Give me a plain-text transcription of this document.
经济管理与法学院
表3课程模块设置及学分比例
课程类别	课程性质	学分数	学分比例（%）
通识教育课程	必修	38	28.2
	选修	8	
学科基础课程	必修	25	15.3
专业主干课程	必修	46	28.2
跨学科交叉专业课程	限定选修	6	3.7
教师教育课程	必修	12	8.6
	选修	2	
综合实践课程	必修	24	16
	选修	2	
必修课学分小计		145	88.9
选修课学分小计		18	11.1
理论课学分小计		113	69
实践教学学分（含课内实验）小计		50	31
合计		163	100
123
****************************************
[SET PROBLEM]
Restate the whole of the material exactly.

[EXERCISE RESULT]
Give me a plain-text transcription of this document.
经济管理与法学院
表3课程模块设置及学分比例
课程类别	课程性质	学分数	学分比例（%）
通识教育课程	必修	38	28.2
	选修	8	
学科基础课程	必修	25	15.3
专业主干课程	必修	46	28.2
跨学科交叉专业课程	限定选修	6	3.7
教师教育课程	必修	12	8.6
	选修	2	
综合实践课程	必修	24	16
	选修	2	
必修课学分小计		145	88.9
选修课学分小计		18	11.1
理论课学分小计		113	69
实践教学学分（含课内实验）小计		50	31
合计		163	100
123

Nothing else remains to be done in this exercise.